Some records:
○ ○ ○ ○ ○ ○ ○

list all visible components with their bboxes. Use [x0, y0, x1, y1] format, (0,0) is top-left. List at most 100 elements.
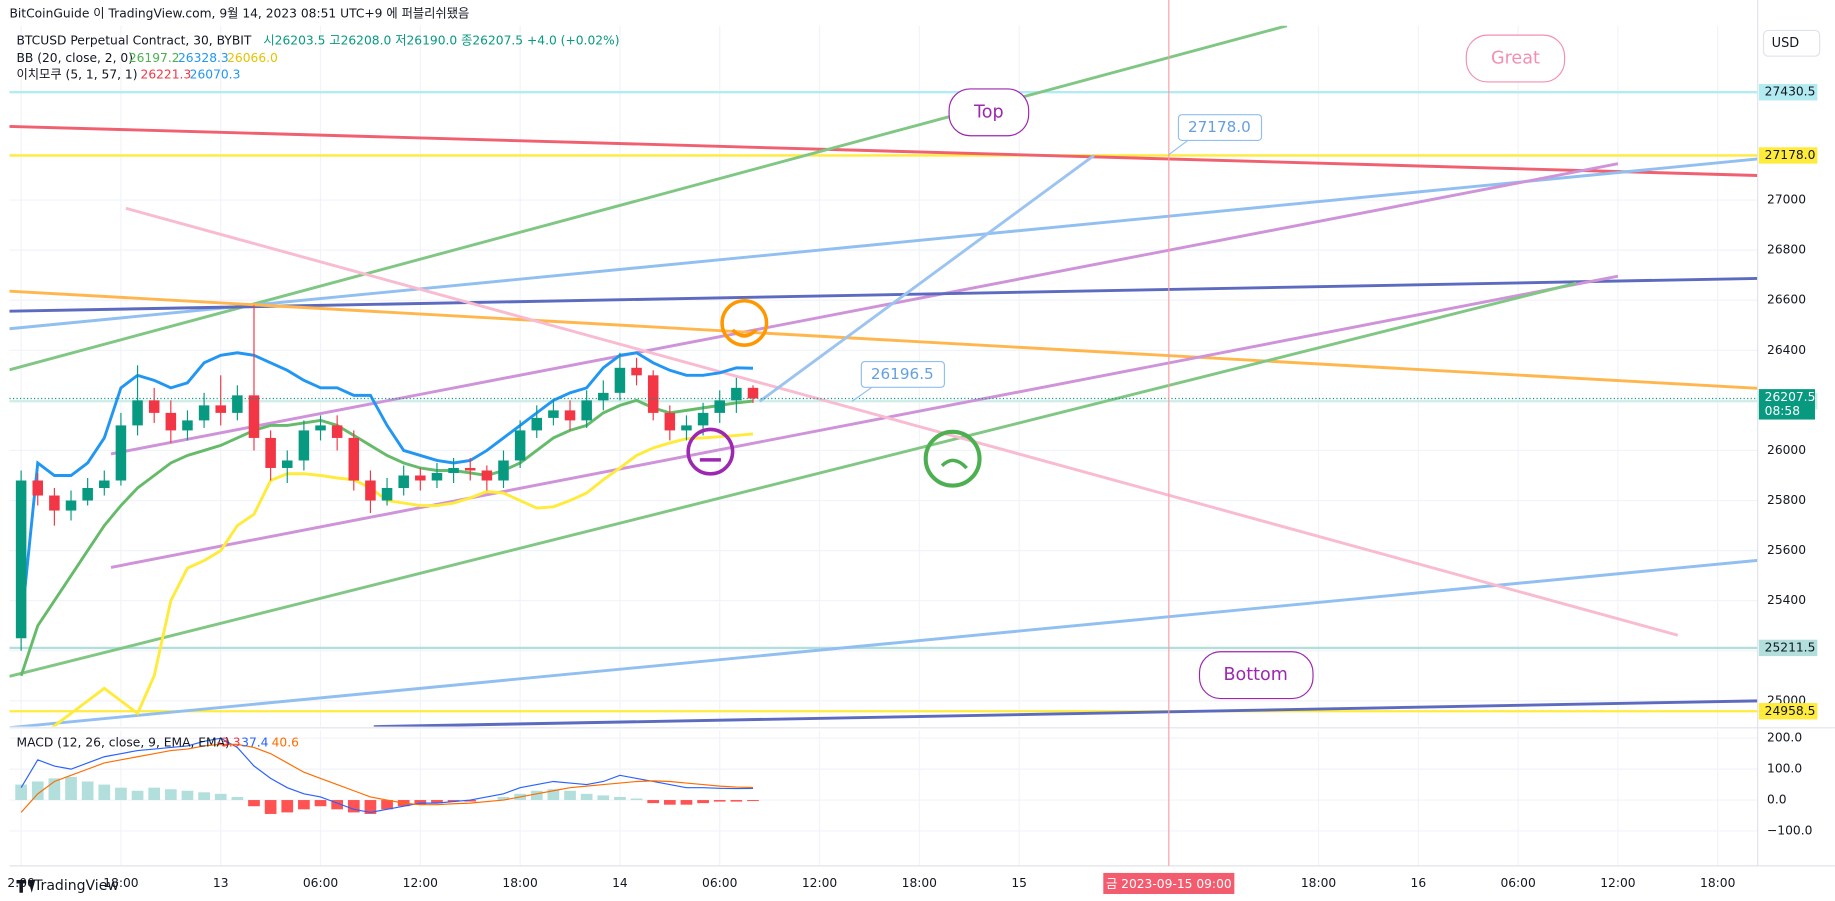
macd-bar	[148, 787, 161, 801]
candle-body	[681, 425, 692, 431]
macd-legend: 37.4	[241, 736, 269, 750]
candle-body	[731, 387, 742, 401]
candle-body	[315, 425, 326, 431]
x-tick-label: 18:00	[502, 876, 537, 890]
candle-body	[132, 400, 143, 426]
bb-value: 26066.0	[227, 51, 278, 65]
candle-body	[232, 395, 243, 413]
ichimoku-title: 이치모쿠 (5, 1, 57, 1)	[17, 67, 138, 81]
candle-body	[514, 430, 526, 461]
trend-line	[9, 157, 1758, 331]
candle-body	[82, 488, 93, 501]
y-tick-label: 26400	[1767, 343, 1806, 357]
macd-bar	[98, 784, 111, 801]
x-tick-label: 12:00	[1600, 876, 1635, 890]
macd-bar	[331, 800, 344, 810]
last-price-box	[1758, 389, 1815, 420]
trend-line	[9, 25, 1288, 372]
macd-bar	[347, 800, 360, 813]
candle-body	[365, 480, 376, 501]
macd-bar	[131, 790, 144, 801]
candle-body	[614, 367, 626, 393]
last-price-label: 26207.5	[1765, 390, 1816, 404]
macd-bar	[697, 800, 709, 804]
macd-bar	[630, 798, 643, 801]
y-tick-label: 26800	[1767, 243, 1806, 257]
candle-body	[15, 480, 27, 639]
macd-bar	[231, 796, 244, 801]
x-tick-label: 18:00	[1700, 876, 1735, 890]
macd-bar	[31, 781, 44, 801]
y-tick-label: −100.0	[1767, 823, 1812, 837]
macd-bar	[181, 790, 194, 801]
candle-body	[598, 392, 609, 401]
emoji	[940, 458, 968, 470]
macd-bar	[314, 800, 327, 807]
x-tick-label: 06:00	[303, 876, 338, 890]
macd-bar	[747, 800, 759, 802]
macd-title: MACD (12, 26, close, 9, EMA, EMA)	[17, 736, 230, 750]
trend-line	[373, 699, 1758, 727]
x-tick-label: 18:00	[902, 876, 937, 890]
macd-bar	[564, 790, 576, 801]
macd-legend: 40.6	[272, 736, 300, 750]
macd-bar	[264, 800, 277, 814]
x-tick-label: 14	[612, 876, 628, 890]
candle-body	[348, 437, 360, 481]
macd-bar	[364, 800, 377, 814]
macd-bar	[663, 800, 676, 805]
y-tick-label: 25400	[1767, 593, 1806, 607]
emoji	[923, 429, 982, 488]
candle-body	[498, 460, 509, 481]
ichimoku-value: 26221.3	[141, 67, 192, 81]
candle-body	[531, 417, 543, 431]
y-tick-label: 26000	[1767, 443, 1806, 457]
y-tick-label: 25800	[1767, 493, 1806, 507]
callout-box	[1177, 114, 1263, 142]
published: BitCoinGuide 이 TradingView.com, 9월 14, 2…	[9, 7, 469, 21]
currency[interactable]: USD	[1772, 36, 1800, 51]
trend-line	[9, 558, 1758, 727]
callout: 26196.5	[871, 365, 934, 383]
macd-bar	[381, 800, 393, 810]
currency-box[interactable]	[1762, 29, 1821, 57]
level-label-box	[1758, 84, 1818, 101]
y-tick-label: 26600	[1767, 293, 1806, 307]
macd-bar	[530, 790, 543, 801]
emoji	[720, 298, 769, 347]
y-tick-label: 0.0	[1767, 793, 1787, 807]
candle-body	[198, 405, 210, 421]
bb-title: BB (20, close, 2, 0)	[17, 51, 134, 65]
macd-bar	[65, 776, 77, 801]
axes: 2500025200254002560025800260002620026400…	[7, 0, 1818, 894]
trend-line	[125, 206, 1679, 637]
callout-box	[1198, 651, 1314, 700]
candle-body	[448, 467, 459, 473]
x-tick-label: 18:00	[1301, 876, 1336, 890]
candle-body	[182, 420, 193, 431]
macd-bar	[713, 800, 726, 802]
candle-body	[381, 488, 393, 501]
macd-bar	[497, 796, 510, 801]
macd-bar	[464, 800, 477, 802]
level-label: 24958.5	[1765, 704, 1816, 718]
callouts: Top Bottom Great 27178.0 26196.5	[686, 34, 1566, 700]
trend-line	[9, 276, 1758, 313]
x-tick-label: 15	[1011, 876, 1027, 890]
emoji	[731, 328, 758, 338]
macd-legend: -3.3	[217, 736, 241, 750]
x-tick-label: 18:00	[103, 876, 138, 890]
candle-body	[697, 412, 709, 426]
callout-pointer	[851, 386, 873, 402]
indicator-line	[19, 351, 754, 626]
y-tick-label: 27000	[1767, 193, 1806, 207]
macd-bar	[81, 781, 94, 801]
trend-line	[9, 289, 1758, 390]
candle-body	[581, 400, 592, 421]
candle-body	[49, 495, 60, 511]
candle-body	[481, 470, 493, 481]
signal-line	[20, 743, 754, 813]
level-label: 27430.5	[1765, 85, 1816, 99]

○ ○ ○ ○ ○ ○ ○

Copy out the records from the line containing "787, 161, 801]" down to the line containing "876, 628, 890]", with both of those lines included.

macd-bar	[148, 787, 161, 801]
candle-body	[681, 425, 692, 431]
macd-legend: 37.4	[241, 736, 269, 750]
candle-body	[731, 387, 742, 401]
candle-body	[315, 425, 326, 431]
x-tick-label: 18:00	[502, 876, 537, 890]
candle-body	[132, 400, 143, 426]
bb-value: 26066.0	[227, 51, 278, 65]
candle-body	[232, 395, 243, 413]
ichimoku-title: 이치모쿠 (5, 1, 57, 1)	[17, 67, 138, 81]
candle-body	[514, 430, 526, 461]
trend-line	[9, 157, 1758, 331]
candle-body	[82, 488, 93, 501]
y-tick-label: 26400	[1767, 343, 1806, 357]
macd-bar	[98, 784, 111, 801]
x-tick-label: 12:00	[1600, 876, 1635, 890]
macd-bar	[331, 800, 344, 810]
last-price-box	[1758, 389, 1815, 420]
trend-line	[9, 25, 1288, 372]
macd-bar	[347, 800, 360, 813]
candle-body	[365, 480, 376, 501]
macd-bar	[131, 790, 144, 801]
candle-body	[614, 367, 626, 393]
last-price-label: 26207.5	[1765, 390, 1816, 404]
macd-bar	[697, 800, 709, 804]
macd-bar	[630, 798, 643, 801]
y-tick-label: 26800	[1767, 243, 1806, 257]
candle-body	[15, 480, 27, 639]
macd-bar	[231, 796, 244, 801]
x-tick-label: 18:00	[1700, 876, 1735, 890]
macd-bar	[31, 781, 44, 801]
y-tick-label: −100.0	[1767, 823, 1812, 837]
macd-bar	[181, 790, 194, 801]
candle-body	[598, 392, 609, 401]
emoji	[940, 458, 968, 470]
macd-bar	[314, 800, 327, 807]
x-tick-label: 06:00	[303, 876, 338, 890]
macd-bar	[747, 800, 759, 802]
macd-title: MACD (12, 26, close, 9, EMA, EMA)	[17, 736, 230, 750]
trend-line	[373, 699, 1758, 727]
x-tick-label: 18:00	[902, 876, 937, 890]
macd-bar	[564, 790, 576, 801]
macd-legend: 40.6	[272, 736, 300, 750]
macd-bar	[264, 800, 277, 814]
x-tick-label: 14	[612, 876, 628, 890]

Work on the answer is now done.